:: DATA EXCERPTS ::

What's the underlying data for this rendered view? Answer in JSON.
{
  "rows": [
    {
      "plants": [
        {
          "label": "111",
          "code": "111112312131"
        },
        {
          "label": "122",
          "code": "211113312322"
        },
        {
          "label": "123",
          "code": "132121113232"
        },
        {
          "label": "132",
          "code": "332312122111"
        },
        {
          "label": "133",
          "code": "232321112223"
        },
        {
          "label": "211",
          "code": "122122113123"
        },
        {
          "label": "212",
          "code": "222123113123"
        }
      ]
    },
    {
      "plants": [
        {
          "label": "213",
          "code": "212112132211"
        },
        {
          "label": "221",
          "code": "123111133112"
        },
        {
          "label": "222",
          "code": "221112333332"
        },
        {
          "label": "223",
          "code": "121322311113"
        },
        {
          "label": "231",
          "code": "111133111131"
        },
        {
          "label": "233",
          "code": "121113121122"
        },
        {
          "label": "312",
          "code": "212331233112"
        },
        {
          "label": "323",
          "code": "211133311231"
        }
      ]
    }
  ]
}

:: WRITTEN REQUEST ::
Write the complete data out, exactly as above.

:: THE ANSWER ::
What's the underlying data for this rendered view? Answer in JSON.
{
  "rows": [
    {
      "plants": [
        {
          "label": "111",
          "code": "111112312131"
        },
        {
          "label": "122",
          "code": "211113312322"
        },
        {
          "label": "123",
          "code": "132121113232"
        },
        {
          "label": "132",
          "code": "332312122111"
        },
        {
          "label": "133",
          "code": "232321112223"
        },
        {
          "label": "211",
          "code": "122122113123"
        },
        {
          "label": "212",
          "code": "222123113123"
        }
      ]
    },
    {
      "plants": [
        {
          "label": "213",
          "code": "212112132211"
        },
        {
          "label": "221",
          "code": "123111133112"
        },
        {
          "label": "222",
          "code": "221112333332"
        },
        {
          "label": "223",
          "code": "121322311113"
        },
        {
          "label": "231",
          "code": "111133111131"
        },
        {
          "label": "233",
          "code": "121113121122"
        },
        {
          "label": "312",
          "code": "212331233112"
        },
        {
          "label": "323",
          "code": "211133311231"
        }
      ]
    }
  ]
}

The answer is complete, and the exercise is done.